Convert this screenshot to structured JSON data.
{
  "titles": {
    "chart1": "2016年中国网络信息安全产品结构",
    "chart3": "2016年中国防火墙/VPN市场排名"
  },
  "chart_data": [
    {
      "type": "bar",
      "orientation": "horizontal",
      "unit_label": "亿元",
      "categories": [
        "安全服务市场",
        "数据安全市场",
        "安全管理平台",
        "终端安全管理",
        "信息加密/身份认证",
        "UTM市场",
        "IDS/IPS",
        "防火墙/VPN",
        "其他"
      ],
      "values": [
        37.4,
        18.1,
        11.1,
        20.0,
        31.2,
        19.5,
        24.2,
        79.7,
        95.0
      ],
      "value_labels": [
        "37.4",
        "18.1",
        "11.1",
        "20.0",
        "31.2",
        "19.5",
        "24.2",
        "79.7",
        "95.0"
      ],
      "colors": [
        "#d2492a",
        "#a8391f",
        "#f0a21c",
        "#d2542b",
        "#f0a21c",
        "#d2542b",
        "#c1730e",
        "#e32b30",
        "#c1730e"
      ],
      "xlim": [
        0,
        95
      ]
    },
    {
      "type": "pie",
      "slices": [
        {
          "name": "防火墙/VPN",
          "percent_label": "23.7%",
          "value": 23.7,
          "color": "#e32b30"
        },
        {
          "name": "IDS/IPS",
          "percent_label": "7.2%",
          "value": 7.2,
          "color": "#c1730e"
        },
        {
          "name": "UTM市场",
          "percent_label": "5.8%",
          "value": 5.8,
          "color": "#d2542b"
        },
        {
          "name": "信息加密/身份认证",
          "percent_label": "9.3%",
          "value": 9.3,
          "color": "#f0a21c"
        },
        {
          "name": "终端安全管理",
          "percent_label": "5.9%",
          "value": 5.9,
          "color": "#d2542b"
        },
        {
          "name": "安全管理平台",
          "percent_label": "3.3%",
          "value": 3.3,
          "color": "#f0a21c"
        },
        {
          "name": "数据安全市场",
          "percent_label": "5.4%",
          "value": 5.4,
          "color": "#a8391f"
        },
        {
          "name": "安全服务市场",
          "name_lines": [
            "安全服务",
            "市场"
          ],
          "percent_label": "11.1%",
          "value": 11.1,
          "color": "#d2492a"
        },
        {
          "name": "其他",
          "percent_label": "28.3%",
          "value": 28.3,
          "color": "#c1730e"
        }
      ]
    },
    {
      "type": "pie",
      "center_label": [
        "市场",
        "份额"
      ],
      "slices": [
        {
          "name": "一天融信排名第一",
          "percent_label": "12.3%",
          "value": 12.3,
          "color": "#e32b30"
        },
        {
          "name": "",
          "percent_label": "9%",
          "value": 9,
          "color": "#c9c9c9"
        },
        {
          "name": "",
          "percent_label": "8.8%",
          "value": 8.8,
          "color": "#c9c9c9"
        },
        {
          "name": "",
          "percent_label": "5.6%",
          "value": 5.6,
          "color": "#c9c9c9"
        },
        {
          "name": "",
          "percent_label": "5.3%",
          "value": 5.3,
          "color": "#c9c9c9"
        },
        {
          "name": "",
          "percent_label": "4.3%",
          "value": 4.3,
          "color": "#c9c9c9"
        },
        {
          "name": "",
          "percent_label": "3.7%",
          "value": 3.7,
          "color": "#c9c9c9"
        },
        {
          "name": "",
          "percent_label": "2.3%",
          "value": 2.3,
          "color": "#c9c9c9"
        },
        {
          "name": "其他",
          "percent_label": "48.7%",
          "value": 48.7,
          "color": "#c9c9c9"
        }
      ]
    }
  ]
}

|---|

__SHORT TASK__: Please repeat the listing exactly, with nothing left out.

__TASK RESPONSE__:
Convert this screenshot to structured JSON data.
{
  "titles": {
    "chart1": "2016年中国网络信息安全产品结构",
    "chart3": "2016年中国防火墙/VPN市场排名"
  },
  "chart_data": [
    {
      "type": "bar",
      "orientation": "horizontal",
      "unit_label": "亿元",
      "categories": [
        "安全服务市场",
        "数据安全市场",
        "安全管理平台",
        "终端安全管理",
        "信息加密/身份认证",
        "UTM市场",
        "IDS/IPS",
        "防火墙/VPN",
        "其他"
      ],
      "values": [
        37.4,
        18.1,
        11.1,
        20.0,
        31.2,
        19.5,
        24.2,
        79.7,
        95.0
      ],
      "value_labels": [
        "37.4",
        "18.1",
        "11.1",
        "20.0",
        "31.2",
        "19.5",
        "24.2",
        "79.7",
        "95.0"
      ],
      "colors": [
        "#d2492a",
        "#a8391f",
        "#f0a21c",
        "#d2542b",
        "#f0a21c",
        "#d2542b",
        "#c1730e",
        "#e32b30",
        "#c1730e"
      ],
      "xlim": [
        0,
        95
      ]
    },
    {
      "type": "pie",
      "slices": [
        {
          "name": "防火墙/VPN",
          "percent_label": "23.7%",
          "value": 23.7,
          "color": "#e32b30"
        },
        {
          "name": "IDS/IPS",
          "percent_label": "7.2%",
          "value": 7.2,
          "color": "#c1730e"
        },
        {
          "name": "UTM市场",
          "percent_label": "5.8%",
          "value": 5.8,
          "color": "#d2542b"
        },
        {
          "name": "信息加密/身份认证",
          "percent_label": "9.3%",
          "value": 9.3,
          "color": "#f0a21c"
        },
        {
          "name": "终端安全管理",
          "percent_label": "5.9%",
          "value": 5.9,
          "color": "#d2542b"
        },
        {
          "name": "安全管理平台",
          "percent_label": "3.3%",
          "value": 3.3,
          "color": "#f0a21c"
        },
        {
          "name": "数据安全市场",
          "percent_label": "5.4%",
          "value": 5.4,
          "color": "#a8391f"
        },
        {
          "name": "安全服务市场",
          "name_lines": [
            "安全服务",
            "市场"
          ],
          "percent_label": "11.1%",
          "value": 11.1,
          "color": "#d2492a"
        },
        {
          "name": "其他",
          "percent_label": "28.3%",
          "value": 28.3,
          "color": "#c1730e"
        }
      ]
    },
    {
      "type": "pie",
      "center_label": [
        "市场",
        "份额"
      ],
      "slices": [
        {
          "name": "一天融信排名第一",
          "percent_label": "12.3%",
          "value": 12.3,
          "color": "#e32b30"
        },
        {
          "name": "",
          "percent_label": "9%",
          "value": 9,
          "color": "#c9c9c9"
        },
        {
          "name": "",
          "percent_label": "8.8%",
          "value": 8.8,
          "color": "#c9c9c9"
        },
        {
          "name": "",
          "percent_label": "5.6%",
          "value": 5.6,
          "color": "#c9c9c9"
        },
        {
          "name": "",
          "percent_label": "5.3%",
          "value": 5.3,
          "color": "#c9c9c9"
        },
        {
          "name": "",
          "percent_label": "4.3%",
          "value": 4.3,
          "color": "#c9c9c9"
        },
        {
          "name": "",
          "percent_label": "3.7%",
          "value": 3.7,
          "color": "#c9c9c9"
        },
        {
          "name": "",
          "percent_label": "2.3%",
          "value": 2.3,
          "color": "#c9c9c9"
        },
        {
          "name": "其他",
          "percent_label": "48.7%",
          "value": 48.7,
          "color": "#c9c9c9"
        }
      ]
    }
  ]
}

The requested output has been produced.